Extract every entry word for word.

_Dataset records_
══════════════════════════════

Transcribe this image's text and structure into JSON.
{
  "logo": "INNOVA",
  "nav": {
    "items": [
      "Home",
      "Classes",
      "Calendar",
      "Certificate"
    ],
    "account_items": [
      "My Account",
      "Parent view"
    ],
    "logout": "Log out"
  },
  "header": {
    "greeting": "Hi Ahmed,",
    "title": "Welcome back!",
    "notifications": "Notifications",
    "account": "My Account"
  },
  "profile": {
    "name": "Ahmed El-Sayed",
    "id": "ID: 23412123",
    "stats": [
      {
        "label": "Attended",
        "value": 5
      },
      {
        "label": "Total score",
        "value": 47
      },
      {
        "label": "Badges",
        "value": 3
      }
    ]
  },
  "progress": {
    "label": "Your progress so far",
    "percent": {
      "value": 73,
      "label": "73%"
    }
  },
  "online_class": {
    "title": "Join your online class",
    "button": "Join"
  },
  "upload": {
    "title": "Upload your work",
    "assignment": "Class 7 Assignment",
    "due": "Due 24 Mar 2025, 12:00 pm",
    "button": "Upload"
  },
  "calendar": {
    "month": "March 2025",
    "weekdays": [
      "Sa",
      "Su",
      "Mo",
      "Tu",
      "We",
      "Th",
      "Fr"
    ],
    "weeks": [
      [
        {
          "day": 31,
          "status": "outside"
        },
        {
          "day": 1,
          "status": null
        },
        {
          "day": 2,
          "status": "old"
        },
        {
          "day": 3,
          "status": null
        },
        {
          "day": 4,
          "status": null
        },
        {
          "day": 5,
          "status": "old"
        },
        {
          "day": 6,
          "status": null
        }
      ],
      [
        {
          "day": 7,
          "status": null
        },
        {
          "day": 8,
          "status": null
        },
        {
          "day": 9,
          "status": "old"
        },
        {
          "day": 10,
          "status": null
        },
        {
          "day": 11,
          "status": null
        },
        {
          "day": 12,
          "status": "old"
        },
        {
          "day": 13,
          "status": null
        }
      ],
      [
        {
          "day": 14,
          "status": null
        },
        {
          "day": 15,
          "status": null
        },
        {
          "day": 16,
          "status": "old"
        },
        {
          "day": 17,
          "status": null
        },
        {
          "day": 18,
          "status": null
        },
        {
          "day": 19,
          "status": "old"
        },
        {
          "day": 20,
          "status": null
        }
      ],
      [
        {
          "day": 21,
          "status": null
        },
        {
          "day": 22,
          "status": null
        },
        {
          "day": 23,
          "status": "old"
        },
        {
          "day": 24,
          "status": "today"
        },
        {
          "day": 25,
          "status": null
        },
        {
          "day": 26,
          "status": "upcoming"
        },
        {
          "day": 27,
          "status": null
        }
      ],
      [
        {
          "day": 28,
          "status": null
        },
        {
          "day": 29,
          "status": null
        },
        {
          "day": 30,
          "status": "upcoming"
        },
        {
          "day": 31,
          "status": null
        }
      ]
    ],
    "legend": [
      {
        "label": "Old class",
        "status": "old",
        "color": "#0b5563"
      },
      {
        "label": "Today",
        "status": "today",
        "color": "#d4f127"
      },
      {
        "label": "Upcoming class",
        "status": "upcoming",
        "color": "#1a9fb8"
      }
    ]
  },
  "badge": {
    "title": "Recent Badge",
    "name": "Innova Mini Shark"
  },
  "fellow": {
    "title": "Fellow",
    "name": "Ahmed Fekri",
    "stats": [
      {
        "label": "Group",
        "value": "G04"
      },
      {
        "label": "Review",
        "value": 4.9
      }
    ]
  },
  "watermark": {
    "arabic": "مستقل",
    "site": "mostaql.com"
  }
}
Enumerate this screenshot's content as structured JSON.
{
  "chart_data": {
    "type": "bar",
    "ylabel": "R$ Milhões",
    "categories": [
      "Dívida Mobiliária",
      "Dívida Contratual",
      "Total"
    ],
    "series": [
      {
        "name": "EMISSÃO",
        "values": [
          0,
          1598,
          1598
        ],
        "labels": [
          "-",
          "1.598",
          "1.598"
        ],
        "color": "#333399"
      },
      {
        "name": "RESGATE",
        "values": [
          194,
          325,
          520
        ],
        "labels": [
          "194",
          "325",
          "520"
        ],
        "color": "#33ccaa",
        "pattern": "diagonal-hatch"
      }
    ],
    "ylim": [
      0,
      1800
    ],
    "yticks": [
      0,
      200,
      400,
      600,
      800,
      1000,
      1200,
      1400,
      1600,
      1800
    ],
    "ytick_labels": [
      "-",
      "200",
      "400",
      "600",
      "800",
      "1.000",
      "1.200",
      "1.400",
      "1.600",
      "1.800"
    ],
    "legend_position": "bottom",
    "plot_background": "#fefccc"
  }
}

══════════════════════════════

_The solution_
Transcribe this image's text and structure into JSON.
{
  "logo": "INNOVA",
  "nav": {
    "items": [
      "Home",
      "Classes",
      "Calendar",
      "Certificate"
    ],
    "account_items": [
      "My Account",
      "Parent view"
    ],
    "logout": "Log out"
  },
  "header": {
    "greeting": "Hi Ahmed,",
    "title": "Welcome back!",
    "notifications": "Notifications",
    "account": "My Account"
  },
  "profile": {
    "name": "Ahmed El-Sayed",
    "id": "ID: 23412123",
    "stats": [
      {
        "label": "Attended",
        "value": 5
      },
      {
        "label": "Total score",
        "value": 47
      },
      {
        "label": "Badges",
        "value": 3
      }
    ]
  },
  "progress": {
    "label": "Your progress so far",
    "percent": {
      "value": 73,
      "label": "73%"
    }
  },
  "online_class": {
    "title": "Join your online class",
    "button": "Join"
  },
  "upload": {
    "title": "Upload your work",
    "assignment": "Class 7 Assignment",
    "due": "Due 24 Mar 2025, 12:00 pm",
    "button": "Upload"
  },
  "calendar": {
    "month": "March 2025",
    "weekdays": [
      "Sa",
      "Su",
      "Mo",
      "Tu",
      "We",
      "Th",
      "Fr"
    ],
    "weeks": [
      [
        {
          "day": 31,
          "status": "outside"
        },
        {
          "day": 1,
          "status": null
        },
        {
          "day": 2,
          "status": "old"
        },
        {
          "day": 3,
          "status": null
        },
        {
          "day": 4,
          "status": null
        },
        {
          "day": 5,
          "status": "old"
        },
        {
          "day": 6,
          "status": null
        }
      ],
      [
        {
          "day": 7,
          "status": null
        },
        {
          "day": 8,
          "status": null
        },
        {
          "day": 9,
          "status": "old"
        },
        {
          "day": 10,
          "status": null
        },
        {
          "day": 11,
          "status": null
        },
        {
          "day": 12,
          "status": "old"
        },
        {
          "day": 13,
          "status": null
        }
      ],
      [
        {
          "day": 14,
          "status": null
        },
        {
          "day": 15,
          "status": null
        },
        {
          "day": 16,
          "status": "old"
        },
        {
          "day": 17,
          "status": null
        },
        {
          "day": 18,
          "status": null
        },
        {
          "day": 19,
          "status": "old"
        },
        {
          "day": 20,
          "status": null
        }
      ],
      [
        {
          "day": 21,
          "status": null
        },
        {
          "day": 22,
          "status": null
        },
        {
          "day": 23,
          "status": "old"
        },
        {
          "day": 24,
          "status": "today"
        },
        {
          "day": 25,
          "status": null
        },
        {
          "day": 26,
          "status": "upcoming"
        },
        {
          "day": 27,
          "status": null
        }
      ],
      [
        {
          "day": 28,
          "status": null
        },
        {
          "day": 29,
          "status": null
        },
        {
          "day": 30,
          "status": "upcoming"
        },
        {
          "day": 31,
          "status": null
        }
      ]
    ],
    "legend": [
      {
        "label": "Old class",
        "status": "old",
        "color": "#0b5563"
      },
      {
        "label": "Today",
        "status": "today",
        "color": "#d4f127"
      },
      {
        "label": "Upcoming class",
        "status": "upcoming",
        "color": "#1a9fb8"
      }
    ]
  },
  "badge": {
    "title": "Recent Badge",
    "name": "Innova Mini Shark"
  },
  "fellow": {
    "title": "Fellow",
    "name": "Ahmed Fekri",
    "stats": [
      {
        "label": "Group",
        "value": "G04"
      },
      {
        "label": "Review",
        "value": 4.9
      }
    ]
  },
  "watermark": {
    "arabic": "مستقل",
    "site": "mostaql.com"
  }
}
Enumerate this screenshot's content as structured JSON.
{
  "chart_data": {
    "type": "bar",
    "ylabel": "R$ Milhões",
    "categories": [
      "Dívida Mobiliária",
      "Dívida Contratual",
      "Total"
    ],
    "series": [
      {
        "name": "EMISSÃO",
        "values": [
          0,
          1598,
          1598
        ],
        "labels": [
          "-",
          "1.598",
          "1.598"
        ],
        "color": "#333399"
      },
      {
        "name": "RESGATE",
        "values": [
          194,
          325,
          520
        ],
        "labels": [
          "194",
          "325",
          "520"
        ],
        "color": "#33ccaa",
        "pattern": "diagonal-hatch"
      }
    ],
    "ylim": [
      0,
      1800
    ],
    "yticks": [
      0,
      200,
      400,
      600,
      800,
      1000,
      1200,
      1400,
      1600,
      1800
    ],
    "ytick_labels": [
      "-",
      "200",
      "400",
      "600",
      "800",
      "1.000",
      "1.200",
      "1.400",
      "1.600",
      "1.800"
    ],
    "legend_position": "bottom",
    "plot_background": "#fefccc"
  }
}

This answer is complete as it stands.